-------- INFORMATION SHOWN
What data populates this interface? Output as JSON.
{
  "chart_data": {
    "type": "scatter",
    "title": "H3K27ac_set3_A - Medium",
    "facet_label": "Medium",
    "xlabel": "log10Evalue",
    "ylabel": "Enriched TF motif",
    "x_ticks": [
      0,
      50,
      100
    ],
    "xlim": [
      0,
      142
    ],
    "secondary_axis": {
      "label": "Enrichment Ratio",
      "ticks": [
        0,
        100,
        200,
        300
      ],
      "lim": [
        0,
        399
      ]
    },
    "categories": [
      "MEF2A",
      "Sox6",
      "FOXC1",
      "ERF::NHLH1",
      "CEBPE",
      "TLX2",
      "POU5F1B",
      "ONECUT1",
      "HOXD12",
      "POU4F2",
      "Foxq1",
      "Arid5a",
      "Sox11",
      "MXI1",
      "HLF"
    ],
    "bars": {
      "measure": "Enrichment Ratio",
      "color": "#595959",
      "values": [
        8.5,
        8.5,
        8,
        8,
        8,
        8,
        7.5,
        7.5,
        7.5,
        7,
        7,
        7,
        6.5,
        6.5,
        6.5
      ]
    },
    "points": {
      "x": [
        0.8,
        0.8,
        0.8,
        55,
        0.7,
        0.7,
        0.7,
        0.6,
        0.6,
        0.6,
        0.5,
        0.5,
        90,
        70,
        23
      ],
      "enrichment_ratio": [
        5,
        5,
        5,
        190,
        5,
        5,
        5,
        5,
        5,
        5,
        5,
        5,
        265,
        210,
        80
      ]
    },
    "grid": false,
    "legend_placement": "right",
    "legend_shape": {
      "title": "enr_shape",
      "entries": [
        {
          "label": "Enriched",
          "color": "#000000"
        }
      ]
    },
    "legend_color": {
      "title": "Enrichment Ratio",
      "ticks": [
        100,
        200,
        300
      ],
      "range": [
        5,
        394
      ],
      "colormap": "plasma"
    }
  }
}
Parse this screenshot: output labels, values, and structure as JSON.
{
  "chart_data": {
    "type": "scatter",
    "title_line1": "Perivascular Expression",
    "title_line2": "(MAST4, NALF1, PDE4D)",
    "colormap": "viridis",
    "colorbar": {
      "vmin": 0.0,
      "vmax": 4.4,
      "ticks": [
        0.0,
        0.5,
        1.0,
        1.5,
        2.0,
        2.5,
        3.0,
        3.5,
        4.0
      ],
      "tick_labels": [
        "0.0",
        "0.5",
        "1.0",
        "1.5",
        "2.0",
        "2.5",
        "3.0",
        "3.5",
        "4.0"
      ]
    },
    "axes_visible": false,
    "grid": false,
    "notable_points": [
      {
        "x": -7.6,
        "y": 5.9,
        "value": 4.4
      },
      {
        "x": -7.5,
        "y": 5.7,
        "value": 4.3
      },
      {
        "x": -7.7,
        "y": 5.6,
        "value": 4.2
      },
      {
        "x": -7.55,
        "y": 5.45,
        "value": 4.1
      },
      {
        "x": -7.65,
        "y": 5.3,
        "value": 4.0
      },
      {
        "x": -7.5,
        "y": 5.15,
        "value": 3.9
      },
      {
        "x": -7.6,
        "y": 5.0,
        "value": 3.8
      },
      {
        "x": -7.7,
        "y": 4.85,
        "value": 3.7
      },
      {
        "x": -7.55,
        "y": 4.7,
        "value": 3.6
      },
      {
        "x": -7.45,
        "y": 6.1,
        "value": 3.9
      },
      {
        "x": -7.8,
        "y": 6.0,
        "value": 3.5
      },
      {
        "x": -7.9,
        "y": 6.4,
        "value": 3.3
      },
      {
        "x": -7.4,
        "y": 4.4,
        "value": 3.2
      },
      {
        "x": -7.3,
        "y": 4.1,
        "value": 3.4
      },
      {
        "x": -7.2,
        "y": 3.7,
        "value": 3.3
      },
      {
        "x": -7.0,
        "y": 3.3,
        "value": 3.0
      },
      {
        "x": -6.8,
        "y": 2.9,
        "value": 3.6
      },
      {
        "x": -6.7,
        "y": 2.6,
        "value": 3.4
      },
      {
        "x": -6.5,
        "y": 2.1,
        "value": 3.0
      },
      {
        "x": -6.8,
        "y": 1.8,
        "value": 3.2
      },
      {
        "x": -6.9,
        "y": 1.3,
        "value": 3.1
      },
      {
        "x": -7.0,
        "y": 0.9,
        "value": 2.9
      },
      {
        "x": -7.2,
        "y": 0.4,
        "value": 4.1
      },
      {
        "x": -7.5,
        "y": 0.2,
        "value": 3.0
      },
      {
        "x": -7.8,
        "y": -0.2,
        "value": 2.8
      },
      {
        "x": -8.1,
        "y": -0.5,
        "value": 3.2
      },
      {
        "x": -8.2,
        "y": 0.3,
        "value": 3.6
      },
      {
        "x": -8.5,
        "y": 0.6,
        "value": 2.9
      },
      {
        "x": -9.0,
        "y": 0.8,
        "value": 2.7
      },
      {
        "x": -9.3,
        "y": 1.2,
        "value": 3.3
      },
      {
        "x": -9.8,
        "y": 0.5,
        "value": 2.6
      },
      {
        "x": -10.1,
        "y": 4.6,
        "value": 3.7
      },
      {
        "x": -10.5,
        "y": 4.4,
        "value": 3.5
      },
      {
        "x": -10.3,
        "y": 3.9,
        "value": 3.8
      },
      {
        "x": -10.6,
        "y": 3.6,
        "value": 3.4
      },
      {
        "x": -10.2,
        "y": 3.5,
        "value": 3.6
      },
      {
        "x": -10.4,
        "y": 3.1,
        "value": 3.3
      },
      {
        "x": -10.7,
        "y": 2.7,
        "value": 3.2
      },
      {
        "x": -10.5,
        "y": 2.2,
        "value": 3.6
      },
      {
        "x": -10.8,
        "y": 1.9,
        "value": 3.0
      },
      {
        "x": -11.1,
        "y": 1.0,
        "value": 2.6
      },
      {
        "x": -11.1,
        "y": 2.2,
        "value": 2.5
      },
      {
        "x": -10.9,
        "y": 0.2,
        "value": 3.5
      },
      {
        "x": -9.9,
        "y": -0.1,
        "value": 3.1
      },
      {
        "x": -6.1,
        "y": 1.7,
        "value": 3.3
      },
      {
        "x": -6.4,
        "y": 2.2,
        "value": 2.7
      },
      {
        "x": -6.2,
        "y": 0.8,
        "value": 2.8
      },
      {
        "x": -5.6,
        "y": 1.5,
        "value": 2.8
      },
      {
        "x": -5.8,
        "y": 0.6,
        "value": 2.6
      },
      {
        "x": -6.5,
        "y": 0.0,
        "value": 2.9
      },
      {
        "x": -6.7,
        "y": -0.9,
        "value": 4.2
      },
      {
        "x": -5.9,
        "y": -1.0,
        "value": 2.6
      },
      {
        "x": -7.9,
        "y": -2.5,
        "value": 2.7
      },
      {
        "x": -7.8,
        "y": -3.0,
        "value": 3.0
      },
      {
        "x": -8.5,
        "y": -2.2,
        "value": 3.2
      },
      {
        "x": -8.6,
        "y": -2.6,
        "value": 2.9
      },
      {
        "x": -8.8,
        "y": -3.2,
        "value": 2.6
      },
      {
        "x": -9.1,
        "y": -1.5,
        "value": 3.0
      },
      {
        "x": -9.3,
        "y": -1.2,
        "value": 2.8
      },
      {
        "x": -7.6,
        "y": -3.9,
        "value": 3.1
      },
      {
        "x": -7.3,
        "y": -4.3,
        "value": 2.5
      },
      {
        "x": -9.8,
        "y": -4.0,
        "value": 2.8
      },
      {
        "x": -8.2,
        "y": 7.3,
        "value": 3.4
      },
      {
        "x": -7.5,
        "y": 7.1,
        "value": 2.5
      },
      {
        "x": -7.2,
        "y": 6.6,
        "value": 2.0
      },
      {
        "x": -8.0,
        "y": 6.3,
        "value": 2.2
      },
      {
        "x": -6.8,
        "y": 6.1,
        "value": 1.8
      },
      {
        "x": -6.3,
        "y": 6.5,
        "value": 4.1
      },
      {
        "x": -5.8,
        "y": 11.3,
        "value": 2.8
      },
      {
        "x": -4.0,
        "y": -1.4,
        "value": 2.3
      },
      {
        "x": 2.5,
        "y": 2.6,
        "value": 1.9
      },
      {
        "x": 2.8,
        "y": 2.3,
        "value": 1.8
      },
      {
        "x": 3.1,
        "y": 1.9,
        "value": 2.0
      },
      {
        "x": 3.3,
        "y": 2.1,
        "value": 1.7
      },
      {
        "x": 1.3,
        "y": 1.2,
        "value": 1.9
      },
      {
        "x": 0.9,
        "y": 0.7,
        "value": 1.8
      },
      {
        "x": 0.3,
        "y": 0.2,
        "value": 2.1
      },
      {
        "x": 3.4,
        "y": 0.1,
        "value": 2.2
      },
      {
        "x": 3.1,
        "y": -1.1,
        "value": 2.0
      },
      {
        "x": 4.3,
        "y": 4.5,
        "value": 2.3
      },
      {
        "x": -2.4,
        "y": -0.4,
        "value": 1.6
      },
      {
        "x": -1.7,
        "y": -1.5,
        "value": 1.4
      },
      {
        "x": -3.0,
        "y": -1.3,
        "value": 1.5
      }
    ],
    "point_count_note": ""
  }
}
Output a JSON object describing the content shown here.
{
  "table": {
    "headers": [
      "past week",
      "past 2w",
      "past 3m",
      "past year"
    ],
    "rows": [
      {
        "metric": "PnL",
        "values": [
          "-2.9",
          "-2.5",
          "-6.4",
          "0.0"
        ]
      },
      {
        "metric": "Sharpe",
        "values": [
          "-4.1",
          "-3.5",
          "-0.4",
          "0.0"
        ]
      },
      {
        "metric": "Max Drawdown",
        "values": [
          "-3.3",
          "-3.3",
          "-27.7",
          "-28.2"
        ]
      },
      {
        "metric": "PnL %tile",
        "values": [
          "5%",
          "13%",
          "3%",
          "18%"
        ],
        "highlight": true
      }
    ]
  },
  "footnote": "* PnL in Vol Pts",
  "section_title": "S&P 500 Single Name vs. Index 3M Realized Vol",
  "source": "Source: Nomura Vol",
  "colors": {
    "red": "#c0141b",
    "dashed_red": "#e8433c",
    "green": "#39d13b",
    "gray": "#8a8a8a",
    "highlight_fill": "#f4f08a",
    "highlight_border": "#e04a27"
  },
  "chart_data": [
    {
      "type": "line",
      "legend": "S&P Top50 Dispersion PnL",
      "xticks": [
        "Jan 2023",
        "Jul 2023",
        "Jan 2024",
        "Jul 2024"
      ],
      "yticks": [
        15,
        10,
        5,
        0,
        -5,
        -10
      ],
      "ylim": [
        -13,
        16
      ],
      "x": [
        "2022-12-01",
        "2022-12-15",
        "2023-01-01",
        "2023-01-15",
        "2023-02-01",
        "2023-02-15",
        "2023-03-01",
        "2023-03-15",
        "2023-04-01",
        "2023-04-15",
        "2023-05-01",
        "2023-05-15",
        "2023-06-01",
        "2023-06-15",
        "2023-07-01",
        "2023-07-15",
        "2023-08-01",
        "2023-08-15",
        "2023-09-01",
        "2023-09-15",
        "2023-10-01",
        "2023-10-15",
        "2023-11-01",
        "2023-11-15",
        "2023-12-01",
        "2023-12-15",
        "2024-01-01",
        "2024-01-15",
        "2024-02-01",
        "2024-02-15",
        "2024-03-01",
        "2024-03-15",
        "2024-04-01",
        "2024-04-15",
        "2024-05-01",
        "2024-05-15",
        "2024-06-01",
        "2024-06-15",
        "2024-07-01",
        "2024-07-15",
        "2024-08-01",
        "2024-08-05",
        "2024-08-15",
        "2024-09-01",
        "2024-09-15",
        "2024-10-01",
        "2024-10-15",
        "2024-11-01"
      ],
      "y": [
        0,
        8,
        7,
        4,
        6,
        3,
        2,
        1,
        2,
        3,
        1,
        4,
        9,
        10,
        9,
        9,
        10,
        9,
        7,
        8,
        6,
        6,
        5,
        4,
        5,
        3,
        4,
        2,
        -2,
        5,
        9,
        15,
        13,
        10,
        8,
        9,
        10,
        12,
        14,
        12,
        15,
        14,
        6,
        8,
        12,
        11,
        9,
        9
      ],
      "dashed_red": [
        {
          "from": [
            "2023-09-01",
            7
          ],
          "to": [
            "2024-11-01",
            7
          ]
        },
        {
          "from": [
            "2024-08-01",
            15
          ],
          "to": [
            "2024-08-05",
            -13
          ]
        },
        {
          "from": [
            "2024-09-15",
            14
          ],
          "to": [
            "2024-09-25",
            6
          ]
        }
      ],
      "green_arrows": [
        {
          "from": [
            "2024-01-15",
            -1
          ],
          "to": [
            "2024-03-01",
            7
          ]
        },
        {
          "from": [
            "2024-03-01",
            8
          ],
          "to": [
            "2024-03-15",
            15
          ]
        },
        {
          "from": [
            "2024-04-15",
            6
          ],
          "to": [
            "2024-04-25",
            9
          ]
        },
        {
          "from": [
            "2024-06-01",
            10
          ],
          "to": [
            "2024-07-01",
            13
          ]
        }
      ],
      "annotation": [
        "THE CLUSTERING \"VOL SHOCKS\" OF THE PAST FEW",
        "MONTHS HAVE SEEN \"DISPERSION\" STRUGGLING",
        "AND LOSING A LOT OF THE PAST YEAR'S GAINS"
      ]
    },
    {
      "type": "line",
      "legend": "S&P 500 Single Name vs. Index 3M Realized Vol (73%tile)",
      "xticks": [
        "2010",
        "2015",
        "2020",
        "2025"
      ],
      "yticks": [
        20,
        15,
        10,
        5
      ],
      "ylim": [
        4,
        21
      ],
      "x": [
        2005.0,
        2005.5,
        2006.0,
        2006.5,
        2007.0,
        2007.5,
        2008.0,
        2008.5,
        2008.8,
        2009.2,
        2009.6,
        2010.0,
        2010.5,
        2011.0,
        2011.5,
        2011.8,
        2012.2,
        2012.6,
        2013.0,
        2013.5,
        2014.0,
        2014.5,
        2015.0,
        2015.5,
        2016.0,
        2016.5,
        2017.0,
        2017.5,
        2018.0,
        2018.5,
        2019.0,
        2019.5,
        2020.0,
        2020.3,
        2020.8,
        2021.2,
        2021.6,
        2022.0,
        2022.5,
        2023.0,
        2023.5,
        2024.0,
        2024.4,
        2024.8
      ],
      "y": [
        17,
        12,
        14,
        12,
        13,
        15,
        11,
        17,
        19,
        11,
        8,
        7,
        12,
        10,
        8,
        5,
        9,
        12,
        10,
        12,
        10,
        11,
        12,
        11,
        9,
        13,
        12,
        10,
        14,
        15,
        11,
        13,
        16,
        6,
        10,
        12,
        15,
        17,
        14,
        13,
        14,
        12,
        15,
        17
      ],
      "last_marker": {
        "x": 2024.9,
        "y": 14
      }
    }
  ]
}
----------------
§ **THE REQUEST**
Copy every line of the listing that contains the word "Enriched".

§ **THE RESPONSE**
    "ylabel": "Enriched TF motif",
          "label": "Enriched",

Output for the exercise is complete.